| Exercise instructions |
a) List the reference numbers that the passage on adapting a universal background model gives for the modules it calls "similarly illustrated" besides MAP-adaptations module 504.
b) In the passage on adapting a universal background model, what kind of model may universal background model 507 be, and what is it trained on?
c) Please carry on the passage on adapting a universal background model, starting right after its final sentence.

| Page extract |
Feature extractions module 502 may transfer features 503 to
MAP-adaptations module 504 and/or to a memory (not shown) of system
500. In an example, features 503 may include a set of coefficients
with each set being associated with an original recording of
original recordings 501.
[0056] MAP-adaptations module 504 may receive features 503 from
feature extractions module 502 or memory. As discussed, features
503 may include a set of features or coefficients or the like for
each of original recordings 501. MAP-adaptations module 504 may,
based on each set of coefficients, adapt a universal background
model (UBM) 507 using (e.g., based on) a maximum-a-posteriori
adaption of universal background model 507 to generate original
utterance mixture models 505 (e.g., including an original utterance
mixture model for each set of features or coefficients of features
503). For example, universal background model 507 may be a Gaussian
mixture model trained offline based on a very large amount of
speech data. In an example, universal background model 507 may be
pre-built using a Gaussian mixture model expectation maximization
algorithm.
[0057] In FIG. 5, the multiple instances of MAP-adaptations module
504 and other similarly illustrated modules (e.g., modules 502,
505, 506, 509, 511, 512, 513) are meant to indicate the operation
associated therewith (or the memory item associated therewith) is
performed for each instance of a recording in the set of recordings
(e.g., original recordings 501 and replay recordings 508). For
example, as discussed, a MAP-adaptation of universal background
model 507 may be performed for each set of features or coefficients
to generate an original utterance mixture model, and, as discussed
below, an associated super vector (e.g., of original recordings
super vectors 515) may be generated for each original utterance
mixture model. Similarly, for replay recordings 508, features 510
may include a set of features or coefficients for each replay
recording, MAP-adaptations module 511 may generate a replay
utterance mixture model for each set of coefficients, and super
vector extractions model 513 may generate a replay recording super
vector (e.g., of replay recordings super vectors 516) for each
replay utterance mixture model. Thereby, multiple original
recordings super vectors 515 and multiple replay recordings super
vectors 516 may be provided to support vector machine 514 training.

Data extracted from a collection

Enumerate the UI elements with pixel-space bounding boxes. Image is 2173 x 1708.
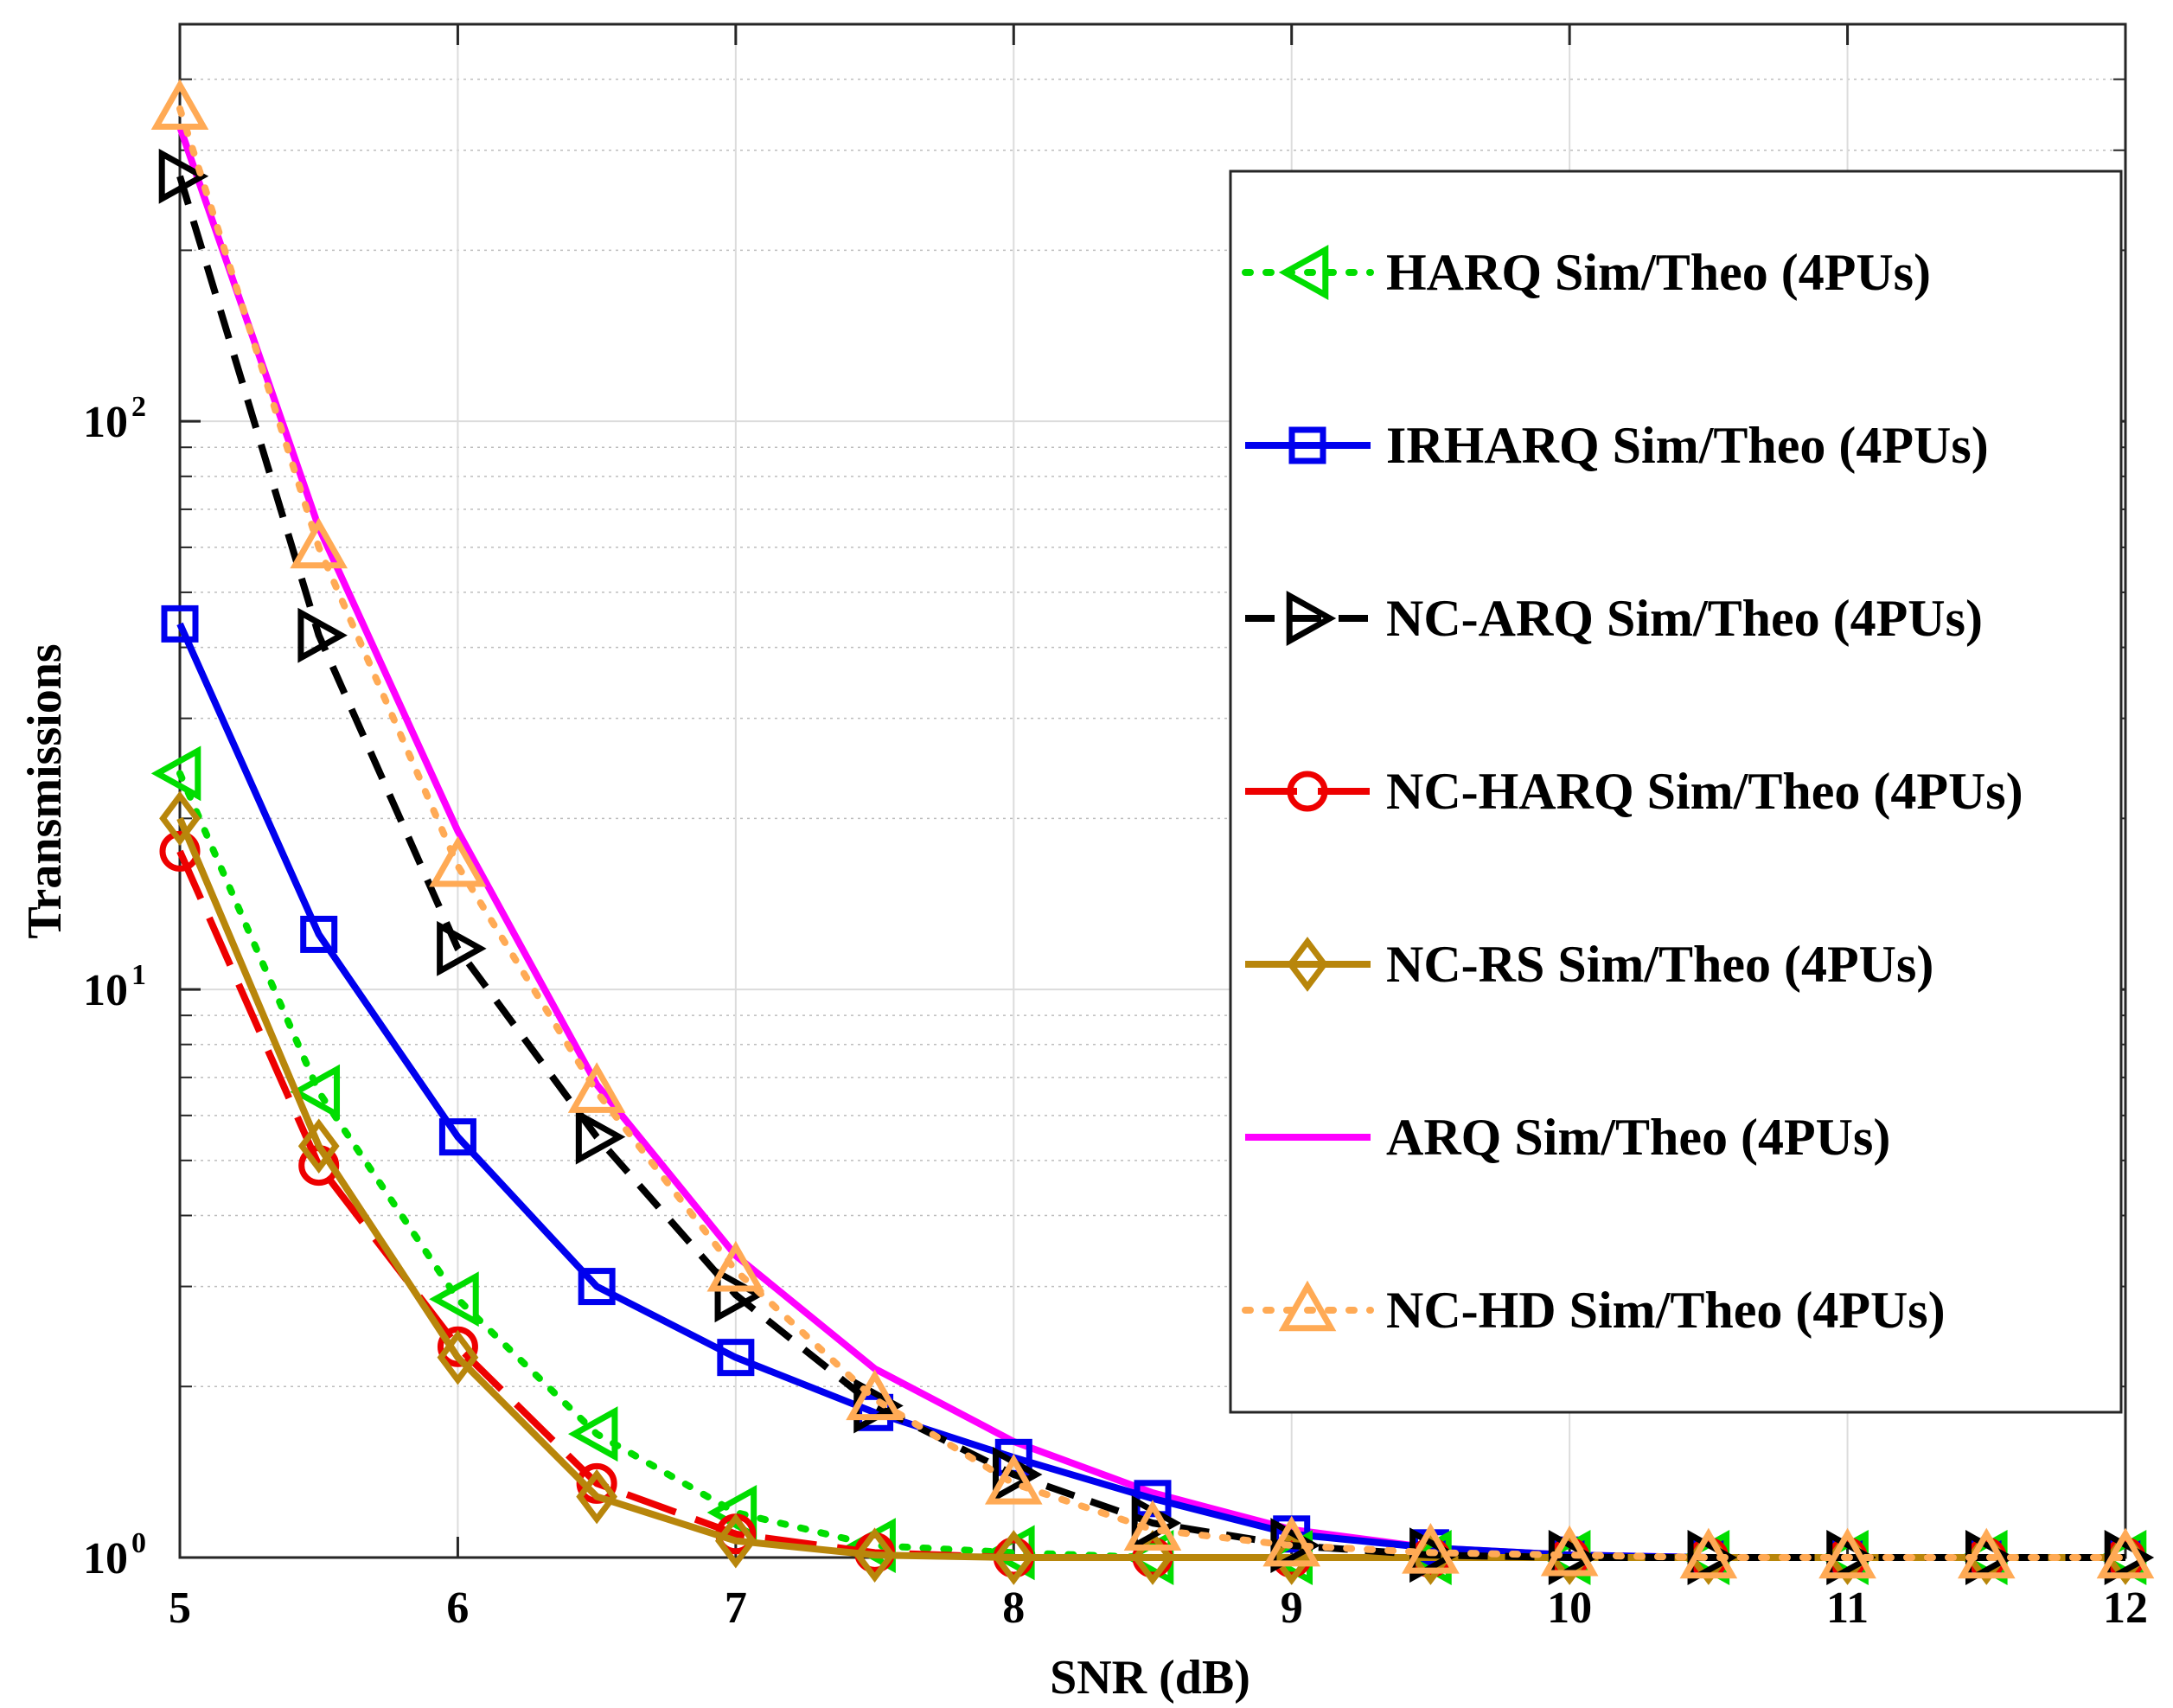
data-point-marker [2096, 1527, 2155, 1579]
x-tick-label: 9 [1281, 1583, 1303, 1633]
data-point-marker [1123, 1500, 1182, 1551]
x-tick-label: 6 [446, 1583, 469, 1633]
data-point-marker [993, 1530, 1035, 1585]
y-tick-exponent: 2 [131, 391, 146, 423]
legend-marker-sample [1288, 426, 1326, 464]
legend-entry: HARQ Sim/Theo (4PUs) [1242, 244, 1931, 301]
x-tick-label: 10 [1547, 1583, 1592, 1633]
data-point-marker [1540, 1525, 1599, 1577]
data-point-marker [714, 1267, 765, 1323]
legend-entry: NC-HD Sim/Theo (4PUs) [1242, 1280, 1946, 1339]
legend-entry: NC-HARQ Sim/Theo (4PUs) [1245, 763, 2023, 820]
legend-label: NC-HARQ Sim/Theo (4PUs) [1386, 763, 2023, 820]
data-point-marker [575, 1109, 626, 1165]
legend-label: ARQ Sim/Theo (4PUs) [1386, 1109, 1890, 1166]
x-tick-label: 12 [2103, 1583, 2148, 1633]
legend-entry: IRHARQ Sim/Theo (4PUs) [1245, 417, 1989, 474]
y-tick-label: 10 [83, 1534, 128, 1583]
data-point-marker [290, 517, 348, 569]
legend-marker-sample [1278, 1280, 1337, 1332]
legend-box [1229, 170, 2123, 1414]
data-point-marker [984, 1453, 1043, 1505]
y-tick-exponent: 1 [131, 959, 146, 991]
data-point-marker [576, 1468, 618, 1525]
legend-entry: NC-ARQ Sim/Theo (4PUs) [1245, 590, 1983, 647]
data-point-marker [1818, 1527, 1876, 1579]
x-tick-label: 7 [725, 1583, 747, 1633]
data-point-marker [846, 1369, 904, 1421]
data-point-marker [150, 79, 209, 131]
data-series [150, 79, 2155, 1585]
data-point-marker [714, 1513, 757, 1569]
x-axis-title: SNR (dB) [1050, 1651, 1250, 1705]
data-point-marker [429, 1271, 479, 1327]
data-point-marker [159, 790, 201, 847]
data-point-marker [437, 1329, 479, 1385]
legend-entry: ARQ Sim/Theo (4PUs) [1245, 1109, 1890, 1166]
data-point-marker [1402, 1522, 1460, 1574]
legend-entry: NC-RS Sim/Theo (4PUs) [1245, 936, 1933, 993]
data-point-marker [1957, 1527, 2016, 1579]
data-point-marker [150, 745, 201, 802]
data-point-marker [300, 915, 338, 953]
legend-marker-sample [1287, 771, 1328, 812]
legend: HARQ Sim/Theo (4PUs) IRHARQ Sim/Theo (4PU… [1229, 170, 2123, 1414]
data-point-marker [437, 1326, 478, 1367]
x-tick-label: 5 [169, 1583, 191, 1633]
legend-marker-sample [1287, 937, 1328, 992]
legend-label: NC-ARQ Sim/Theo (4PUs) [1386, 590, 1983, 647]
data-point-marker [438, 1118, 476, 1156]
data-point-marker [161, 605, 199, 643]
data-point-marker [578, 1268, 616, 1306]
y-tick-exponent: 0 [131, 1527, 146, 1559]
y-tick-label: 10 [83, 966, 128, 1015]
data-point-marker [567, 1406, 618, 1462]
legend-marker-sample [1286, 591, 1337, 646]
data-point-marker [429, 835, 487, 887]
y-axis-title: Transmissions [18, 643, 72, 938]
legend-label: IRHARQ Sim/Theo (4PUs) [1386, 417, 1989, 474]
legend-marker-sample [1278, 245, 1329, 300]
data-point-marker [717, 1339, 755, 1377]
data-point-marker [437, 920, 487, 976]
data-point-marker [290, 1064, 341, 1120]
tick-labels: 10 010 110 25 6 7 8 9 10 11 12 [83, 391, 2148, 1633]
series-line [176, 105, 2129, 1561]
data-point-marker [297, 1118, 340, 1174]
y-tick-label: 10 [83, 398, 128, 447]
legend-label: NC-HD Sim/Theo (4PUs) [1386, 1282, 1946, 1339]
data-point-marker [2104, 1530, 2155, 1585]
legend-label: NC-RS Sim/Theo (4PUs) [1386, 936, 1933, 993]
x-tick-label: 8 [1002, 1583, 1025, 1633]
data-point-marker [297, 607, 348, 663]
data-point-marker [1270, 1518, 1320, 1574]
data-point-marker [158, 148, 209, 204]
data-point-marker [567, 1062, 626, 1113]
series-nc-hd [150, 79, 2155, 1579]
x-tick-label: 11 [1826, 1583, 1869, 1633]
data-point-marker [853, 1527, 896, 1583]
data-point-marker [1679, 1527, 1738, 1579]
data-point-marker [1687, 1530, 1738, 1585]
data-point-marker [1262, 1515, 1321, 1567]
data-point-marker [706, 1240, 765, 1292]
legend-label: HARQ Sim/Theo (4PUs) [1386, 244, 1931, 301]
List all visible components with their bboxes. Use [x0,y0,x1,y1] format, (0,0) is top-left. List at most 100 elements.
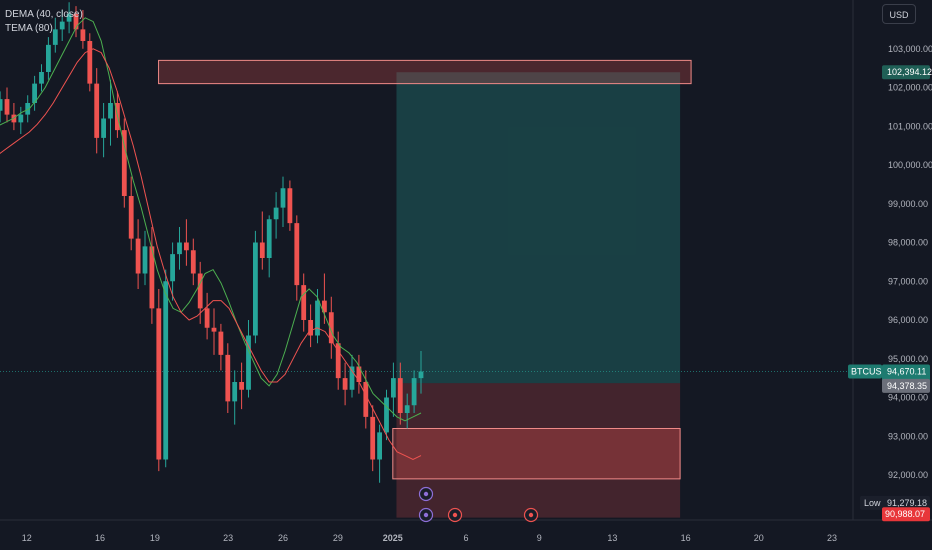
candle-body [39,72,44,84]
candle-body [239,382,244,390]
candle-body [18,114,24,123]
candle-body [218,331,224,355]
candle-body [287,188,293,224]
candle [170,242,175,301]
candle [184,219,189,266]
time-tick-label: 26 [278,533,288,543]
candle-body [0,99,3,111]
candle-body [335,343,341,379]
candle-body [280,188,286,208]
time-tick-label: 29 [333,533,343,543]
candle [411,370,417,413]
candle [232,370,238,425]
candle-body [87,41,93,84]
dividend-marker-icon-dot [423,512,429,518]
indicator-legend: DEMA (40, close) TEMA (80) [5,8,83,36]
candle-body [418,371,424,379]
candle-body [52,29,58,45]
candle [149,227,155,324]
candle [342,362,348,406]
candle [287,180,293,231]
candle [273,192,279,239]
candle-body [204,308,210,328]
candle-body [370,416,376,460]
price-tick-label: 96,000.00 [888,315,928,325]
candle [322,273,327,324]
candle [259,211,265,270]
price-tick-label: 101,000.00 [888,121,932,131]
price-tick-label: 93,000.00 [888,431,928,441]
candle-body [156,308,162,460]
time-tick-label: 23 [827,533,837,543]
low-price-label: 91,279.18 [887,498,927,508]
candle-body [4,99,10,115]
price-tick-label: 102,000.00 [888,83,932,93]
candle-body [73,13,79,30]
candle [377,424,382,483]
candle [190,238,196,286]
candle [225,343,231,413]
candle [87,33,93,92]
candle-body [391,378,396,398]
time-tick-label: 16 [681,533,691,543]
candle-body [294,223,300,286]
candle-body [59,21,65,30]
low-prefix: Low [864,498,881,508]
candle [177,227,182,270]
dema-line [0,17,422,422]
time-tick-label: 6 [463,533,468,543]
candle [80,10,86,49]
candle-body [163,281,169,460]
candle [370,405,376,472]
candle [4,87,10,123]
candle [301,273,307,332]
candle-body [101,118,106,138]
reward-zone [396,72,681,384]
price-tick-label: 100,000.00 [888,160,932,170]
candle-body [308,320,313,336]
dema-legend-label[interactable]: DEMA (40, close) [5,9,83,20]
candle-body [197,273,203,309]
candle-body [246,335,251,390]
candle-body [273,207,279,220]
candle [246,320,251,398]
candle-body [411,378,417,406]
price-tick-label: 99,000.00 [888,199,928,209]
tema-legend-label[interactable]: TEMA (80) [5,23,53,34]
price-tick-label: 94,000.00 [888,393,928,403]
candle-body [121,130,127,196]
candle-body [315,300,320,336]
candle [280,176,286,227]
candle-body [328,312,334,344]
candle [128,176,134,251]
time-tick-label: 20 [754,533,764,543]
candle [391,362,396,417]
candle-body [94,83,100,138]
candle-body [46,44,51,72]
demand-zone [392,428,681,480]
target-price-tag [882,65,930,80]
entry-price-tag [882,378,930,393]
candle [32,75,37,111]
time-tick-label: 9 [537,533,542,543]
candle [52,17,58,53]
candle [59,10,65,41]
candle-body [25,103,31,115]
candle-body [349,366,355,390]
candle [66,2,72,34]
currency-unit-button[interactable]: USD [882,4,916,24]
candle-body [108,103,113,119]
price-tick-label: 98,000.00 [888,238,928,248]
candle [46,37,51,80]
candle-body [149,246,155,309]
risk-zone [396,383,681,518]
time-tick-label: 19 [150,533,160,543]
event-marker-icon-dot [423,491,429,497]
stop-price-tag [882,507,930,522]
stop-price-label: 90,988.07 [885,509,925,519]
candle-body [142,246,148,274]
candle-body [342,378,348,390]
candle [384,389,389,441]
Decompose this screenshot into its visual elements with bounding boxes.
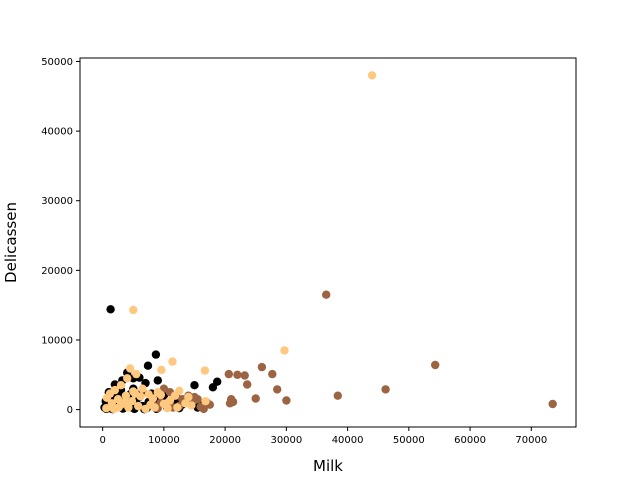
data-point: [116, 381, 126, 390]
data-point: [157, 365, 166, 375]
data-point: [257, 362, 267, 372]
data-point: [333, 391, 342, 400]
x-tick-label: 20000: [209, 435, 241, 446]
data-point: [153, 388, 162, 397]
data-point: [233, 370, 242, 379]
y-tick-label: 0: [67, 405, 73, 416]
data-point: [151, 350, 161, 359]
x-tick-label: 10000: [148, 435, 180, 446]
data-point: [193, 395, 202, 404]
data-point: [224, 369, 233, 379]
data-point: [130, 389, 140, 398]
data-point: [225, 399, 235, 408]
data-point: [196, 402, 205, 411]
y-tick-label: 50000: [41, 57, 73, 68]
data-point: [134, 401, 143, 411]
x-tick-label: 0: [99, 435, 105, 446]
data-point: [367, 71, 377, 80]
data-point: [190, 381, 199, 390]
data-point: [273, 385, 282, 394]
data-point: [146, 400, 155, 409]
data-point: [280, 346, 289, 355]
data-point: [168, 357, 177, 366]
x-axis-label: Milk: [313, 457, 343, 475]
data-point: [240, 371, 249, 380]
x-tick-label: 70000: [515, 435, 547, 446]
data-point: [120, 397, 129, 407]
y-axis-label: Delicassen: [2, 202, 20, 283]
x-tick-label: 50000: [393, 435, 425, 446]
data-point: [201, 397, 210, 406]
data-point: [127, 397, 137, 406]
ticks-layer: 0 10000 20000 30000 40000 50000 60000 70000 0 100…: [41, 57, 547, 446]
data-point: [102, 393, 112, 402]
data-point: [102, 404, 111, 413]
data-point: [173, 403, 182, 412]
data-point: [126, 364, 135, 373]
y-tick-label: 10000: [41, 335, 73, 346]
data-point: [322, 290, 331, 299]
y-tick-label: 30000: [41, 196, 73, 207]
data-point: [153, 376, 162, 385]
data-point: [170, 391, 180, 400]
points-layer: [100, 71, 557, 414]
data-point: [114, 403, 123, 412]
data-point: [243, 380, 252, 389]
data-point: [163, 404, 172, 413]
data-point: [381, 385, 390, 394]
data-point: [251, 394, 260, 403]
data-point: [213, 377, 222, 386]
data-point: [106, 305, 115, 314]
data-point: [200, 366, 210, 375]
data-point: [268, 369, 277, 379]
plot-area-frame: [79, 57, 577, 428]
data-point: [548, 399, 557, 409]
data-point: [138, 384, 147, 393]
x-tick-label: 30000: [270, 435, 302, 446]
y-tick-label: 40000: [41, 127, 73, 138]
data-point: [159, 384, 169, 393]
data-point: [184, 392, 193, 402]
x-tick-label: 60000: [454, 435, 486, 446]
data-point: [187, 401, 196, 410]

| Task-by-task answers |
a) 502, 505, 506, 509, 511, 512, 513

b) It may be a Gaussian mixture model trained offline on a very large amount of speech data.

c)
As shown, MAP-adaptations module 504 may transfer original
utterance mixture models 505 to super vector extractions module 506
and/or to a memory (not shown) of system 500.
[0058] Super vector extractions module 506 may receive original
utterance mixture models 505 from MAP-adaptations module 504 or a
memory of system 500. Super vector extractions module 506 may, for
each original utterance mixture model of original utterance mixture
models 505, extract an original recording super vector to generate
original recordings super vectors 515 having multiple extracted
super vectors, one for each original utterance mixture model. Super
vector extractions module 506 may generate original recordings
super vectors 515 using any suitable technique or techniques. In an
example, super vector extractions module 506 may generate each
original recording super vector by concatenating mean vectors of
each original utterance mixture model. For example, each original
utterance mixture model may have many mean vectors and each
original recording super vector may be formed by concatenating
them. Super vector extractions module 506 may transfer original
recordings super vectors 515 to support vector machine 514 and/or
to a memory of system 514.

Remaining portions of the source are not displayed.